THE PROBLEM:
Please repeat the items exactly, from the first one up to and including the line that contains "date-cell-link[interactable]: 2006 <box>416".

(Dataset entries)
-- BEGIN --
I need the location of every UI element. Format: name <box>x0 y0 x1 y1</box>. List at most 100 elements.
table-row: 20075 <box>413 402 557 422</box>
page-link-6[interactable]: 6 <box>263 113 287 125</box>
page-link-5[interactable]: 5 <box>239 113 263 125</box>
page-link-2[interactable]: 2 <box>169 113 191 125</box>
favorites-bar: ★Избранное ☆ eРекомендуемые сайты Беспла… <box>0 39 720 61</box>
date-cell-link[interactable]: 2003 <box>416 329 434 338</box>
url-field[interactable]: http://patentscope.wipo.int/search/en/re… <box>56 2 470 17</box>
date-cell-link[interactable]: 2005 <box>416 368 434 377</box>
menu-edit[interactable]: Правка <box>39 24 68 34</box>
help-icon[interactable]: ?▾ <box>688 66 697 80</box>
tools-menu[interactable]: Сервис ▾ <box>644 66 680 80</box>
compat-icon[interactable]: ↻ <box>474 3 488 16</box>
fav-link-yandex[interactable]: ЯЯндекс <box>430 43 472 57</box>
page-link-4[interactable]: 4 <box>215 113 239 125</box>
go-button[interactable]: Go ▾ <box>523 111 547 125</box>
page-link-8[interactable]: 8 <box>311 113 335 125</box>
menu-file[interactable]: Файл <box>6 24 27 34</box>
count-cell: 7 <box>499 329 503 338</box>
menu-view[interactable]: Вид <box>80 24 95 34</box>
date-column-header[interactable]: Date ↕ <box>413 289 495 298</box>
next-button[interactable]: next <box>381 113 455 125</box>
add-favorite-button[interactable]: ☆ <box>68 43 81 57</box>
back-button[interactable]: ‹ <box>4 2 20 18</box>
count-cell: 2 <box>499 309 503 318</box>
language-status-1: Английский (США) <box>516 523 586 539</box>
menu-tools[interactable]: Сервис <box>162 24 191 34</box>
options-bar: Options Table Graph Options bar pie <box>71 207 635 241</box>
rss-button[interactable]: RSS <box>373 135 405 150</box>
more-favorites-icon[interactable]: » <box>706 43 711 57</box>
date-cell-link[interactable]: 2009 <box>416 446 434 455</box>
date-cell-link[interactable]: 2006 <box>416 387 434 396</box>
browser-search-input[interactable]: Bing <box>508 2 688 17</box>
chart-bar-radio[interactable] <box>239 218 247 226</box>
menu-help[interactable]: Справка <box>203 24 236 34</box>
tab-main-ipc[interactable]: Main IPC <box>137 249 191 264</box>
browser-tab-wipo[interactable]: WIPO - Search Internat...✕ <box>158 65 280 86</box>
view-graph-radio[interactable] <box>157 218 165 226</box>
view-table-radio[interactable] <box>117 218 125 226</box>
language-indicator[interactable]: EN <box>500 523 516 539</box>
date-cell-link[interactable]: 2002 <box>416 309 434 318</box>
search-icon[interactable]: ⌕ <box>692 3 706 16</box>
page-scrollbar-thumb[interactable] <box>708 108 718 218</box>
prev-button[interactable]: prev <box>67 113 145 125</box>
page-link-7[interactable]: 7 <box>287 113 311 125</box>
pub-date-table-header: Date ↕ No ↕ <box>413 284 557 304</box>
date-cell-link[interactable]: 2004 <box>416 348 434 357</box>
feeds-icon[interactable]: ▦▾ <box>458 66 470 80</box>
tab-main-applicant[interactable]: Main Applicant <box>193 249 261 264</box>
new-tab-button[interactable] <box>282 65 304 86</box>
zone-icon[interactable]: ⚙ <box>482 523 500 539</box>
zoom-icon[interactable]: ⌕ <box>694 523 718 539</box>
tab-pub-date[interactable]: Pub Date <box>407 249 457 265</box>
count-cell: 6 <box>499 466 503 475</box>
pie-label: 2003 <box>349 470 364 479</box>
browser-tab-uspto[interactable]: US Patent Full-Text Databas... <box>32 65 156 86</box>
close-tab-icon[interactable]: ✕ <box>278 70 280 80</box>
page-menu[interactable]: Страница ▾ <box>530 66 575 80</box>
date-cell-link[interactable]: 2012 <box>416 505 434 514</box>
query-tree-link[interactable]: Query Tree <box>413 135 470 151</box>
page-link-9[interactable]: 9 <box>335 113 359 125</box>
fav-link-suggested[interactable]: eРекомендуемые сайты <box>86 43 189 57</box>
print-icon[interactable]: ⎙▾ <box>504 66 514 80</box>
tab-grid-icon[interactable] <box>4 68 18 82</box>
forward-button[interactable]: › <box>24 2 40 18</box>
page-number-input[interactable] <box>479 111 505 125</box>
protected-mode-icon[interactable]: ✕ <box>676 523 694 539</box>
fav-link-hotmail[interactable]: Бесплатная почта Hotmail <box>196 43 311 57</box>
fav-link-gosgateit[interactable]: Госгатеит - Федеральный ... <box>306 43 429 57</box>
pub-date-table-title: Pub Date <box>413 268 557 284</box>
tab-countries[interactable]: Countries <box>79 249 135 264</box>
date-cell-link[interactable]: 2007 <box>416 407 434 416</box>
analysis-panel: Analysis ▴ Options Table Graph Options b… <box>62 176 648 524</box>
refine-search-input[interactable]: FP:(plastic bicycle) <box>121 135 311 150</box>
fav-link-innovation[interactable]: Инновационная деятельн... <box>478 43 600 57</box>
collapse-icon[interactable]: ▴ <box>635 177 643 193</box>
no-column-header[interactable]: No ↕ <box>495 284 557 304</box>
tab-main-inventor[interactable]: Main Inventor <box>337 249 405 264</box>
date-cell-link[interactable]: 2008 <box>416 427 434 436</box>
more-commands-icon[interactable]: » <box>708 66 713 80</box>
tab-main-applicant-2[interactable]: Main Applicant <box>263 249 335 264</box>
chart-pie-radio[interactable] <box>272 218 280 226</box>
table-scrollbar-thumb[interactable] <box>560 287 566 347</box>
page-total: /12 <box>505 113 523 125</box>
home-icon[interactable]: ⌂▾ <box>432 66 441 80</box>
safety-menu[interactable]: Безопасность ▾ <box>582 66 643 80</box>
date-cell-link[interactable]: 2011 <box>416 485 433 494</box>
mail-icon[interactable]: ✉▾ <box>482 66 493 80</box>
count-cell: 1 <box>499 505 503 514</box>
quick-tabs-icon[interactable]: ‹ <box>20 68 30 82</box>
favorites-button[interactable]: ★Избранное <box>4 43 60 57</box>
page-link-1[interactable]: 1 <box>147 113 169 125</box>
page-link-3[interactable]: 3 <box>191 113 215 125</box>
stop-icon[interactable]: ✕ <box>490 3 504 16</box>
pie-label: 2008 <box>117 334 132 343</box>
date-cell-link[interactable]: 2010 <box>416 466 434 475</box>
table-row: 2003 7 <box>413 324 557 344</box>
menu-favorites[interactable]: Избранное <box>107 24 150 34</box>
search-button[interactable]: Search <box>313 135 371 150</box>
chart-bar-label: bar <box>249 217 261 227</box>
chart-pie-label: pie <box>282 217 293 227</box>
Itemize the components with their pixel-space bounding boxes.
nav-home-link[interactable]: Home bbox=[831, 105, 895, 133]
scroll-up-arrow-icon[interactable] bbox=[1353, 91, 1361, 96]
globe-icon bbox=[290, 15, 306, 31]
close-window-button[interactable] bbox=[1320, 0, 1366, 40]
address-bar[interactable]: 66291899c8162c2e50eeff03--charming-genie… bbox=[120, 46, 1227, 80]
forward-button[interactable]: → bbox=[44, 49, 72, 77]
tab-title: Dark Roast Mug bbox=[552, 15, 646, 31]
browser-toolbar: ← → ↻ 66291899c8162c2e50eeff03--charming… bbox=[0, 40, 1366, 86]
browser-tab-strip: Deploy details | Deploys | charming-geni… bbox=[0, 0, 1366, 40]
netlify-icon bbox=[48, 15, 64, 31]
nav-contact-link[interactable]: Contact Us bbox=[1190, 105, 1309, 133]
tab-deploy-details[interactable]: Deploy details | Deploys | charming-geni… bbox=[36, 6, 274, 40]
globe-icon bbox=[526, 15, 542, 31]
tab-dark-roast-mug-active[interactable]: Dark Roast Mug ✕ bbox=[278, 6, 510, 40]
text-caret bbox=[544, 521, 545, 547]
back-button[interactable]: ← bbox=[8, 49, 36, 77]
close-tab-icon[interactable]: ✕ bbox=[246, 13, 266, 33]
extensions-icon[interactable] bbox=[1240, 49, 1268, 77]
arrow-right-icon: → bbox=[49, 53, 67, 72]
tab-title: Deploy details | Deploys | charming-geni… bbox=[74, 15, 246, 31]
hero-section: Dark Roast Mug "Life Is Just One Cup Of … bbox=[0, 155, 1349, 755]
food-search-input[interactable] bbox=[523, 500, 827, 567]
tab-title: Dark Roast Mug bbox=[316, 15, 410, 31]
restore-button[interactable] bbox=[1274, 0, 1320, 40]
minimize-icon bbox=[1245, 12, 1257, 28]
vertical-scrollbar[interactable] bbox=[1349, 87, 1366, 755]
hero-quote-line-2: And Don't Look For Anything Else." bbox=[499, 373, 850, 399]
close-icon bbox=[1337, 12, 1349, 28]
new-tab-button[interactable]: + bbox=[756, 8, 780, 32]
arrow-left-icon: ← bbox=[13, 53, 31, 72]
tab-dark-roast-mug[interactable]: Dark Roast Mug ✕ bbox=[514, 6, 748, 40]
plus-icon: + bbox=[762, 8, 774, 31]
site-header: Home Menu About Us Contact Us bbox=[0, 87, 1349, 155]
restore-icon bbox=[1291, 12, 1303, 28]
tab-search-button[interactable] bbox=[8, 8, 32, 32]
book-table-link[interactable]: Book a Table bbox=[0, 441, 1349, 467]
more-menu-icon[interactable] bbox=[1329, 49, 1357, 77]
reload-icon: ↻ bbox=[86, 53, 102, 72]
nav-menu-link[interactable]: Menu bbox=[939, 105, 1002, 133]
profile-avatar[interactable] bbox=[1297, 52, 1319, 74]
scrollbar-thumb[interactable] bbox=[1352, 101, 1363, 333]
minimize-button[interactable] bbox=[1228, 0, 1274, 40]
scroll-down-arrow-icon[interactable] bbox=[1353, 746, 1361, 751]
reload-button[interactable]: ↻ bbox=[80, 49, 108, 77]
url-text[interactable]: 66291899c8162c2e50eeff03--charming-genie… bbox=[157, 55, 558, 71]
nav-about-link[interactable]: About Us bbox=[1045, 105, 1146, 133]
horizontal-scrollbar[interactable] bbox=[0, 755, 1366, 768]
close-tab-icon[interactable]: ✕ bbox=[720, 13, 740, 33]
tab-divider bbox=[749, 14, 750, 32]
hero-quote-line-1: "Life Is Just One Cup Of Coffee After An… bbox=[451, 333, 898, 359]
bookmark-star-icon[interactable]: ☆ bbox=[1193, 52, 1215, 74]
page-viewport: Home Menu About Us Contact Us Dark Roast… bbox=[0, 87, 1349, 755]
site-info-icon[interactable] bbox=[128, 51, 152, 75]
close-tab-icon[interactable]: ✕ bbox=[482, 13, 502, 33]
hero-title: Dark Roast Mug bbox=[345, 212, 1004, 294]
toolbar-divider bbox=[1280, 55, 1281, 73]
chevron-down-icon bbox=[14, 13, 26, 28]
-- END --
FINAL ANSWER:
I need the location of every UI element. Format: name <box>x0 y0 x1 y1</box>. List at most 100 elements.
table-row: 20075 <box>413 402 557 422</box>
page-link-6[interactable]: 6 <box>263 113 287 125</box>
page-link-5[interactable]: 5 <box>239 113 263 125</box>
page-link-2[interactable]: 2 <box>169 113 191 125</box>
favorites-bar: ★Избранное ☆ eРекомендуемые сайты Беспла… <box>0 39 720 61</box>
date-cell-link[interactable]: 2003 <box>416 329 434 338</box>
url-field[interactable]: http://patentscope.wipo.int/search/en/re… <box>56 2 470 17</box>
date-cell-link[interactable]: 2005 <box>416 368 434 377</box>
menu-edit[interactable]: Правка <box>39 24 68 34</box>
help-icon[interactable]: ?▾ <box>688 66 697 80</box>
tools-menu[interactable]: Сервис ▾ <box>644 66 680 80</box>
compat-icon[interactable]: ↻ <box>474 3 488 16</box>
fav-link-yandex[interactable]: ЯЯндекс <box>430 43 472 57</box>
page-link-4[interactable]: 4 <box>215 113 239 125</box>
go-button[interactable]: Go ▾ <box>523 111 547 125</box>
page-link-8[interactable]: 8 <box>311 113 335 125</box>
menu-file[interactable]: Файл <box>6 24 27 34</box>
count-cell: 7 <box>499 329 503 338</box>
menu-view[interactable]: Вид <box>80 24 95 34</box>
date-column-header[interactable]: Date ↕ <box>413 289 495 298</box>
next-button[interactable]: next <box>381 113 455 125</box>
add-favorite-button[interactable]: ☆ <box>68 43 81 57</box>
back-button[interactable]: ‹ <box>4 2 20 18</box>
count-cell: 2 <box>499 309 503 318</box>
language-status-1: Английский (США) <box>516 523 586 539</box>
menu-tools[interactable]: Сервис <box>162 24 191 34</box>
options-bar: Options Table Graph Options bar pie <box>71 207 635 241</box>
rss-button[interactable]: RSS <box>373 135 405 150</box>
more-favorites-icon[interactable]: » <box>706 43 711 57</box>
date-cell-link[interactable]: 2009 <box>416 446 434 455</box>
date-cell-link[interactable]: 2006 <box>416 387 434 396</box>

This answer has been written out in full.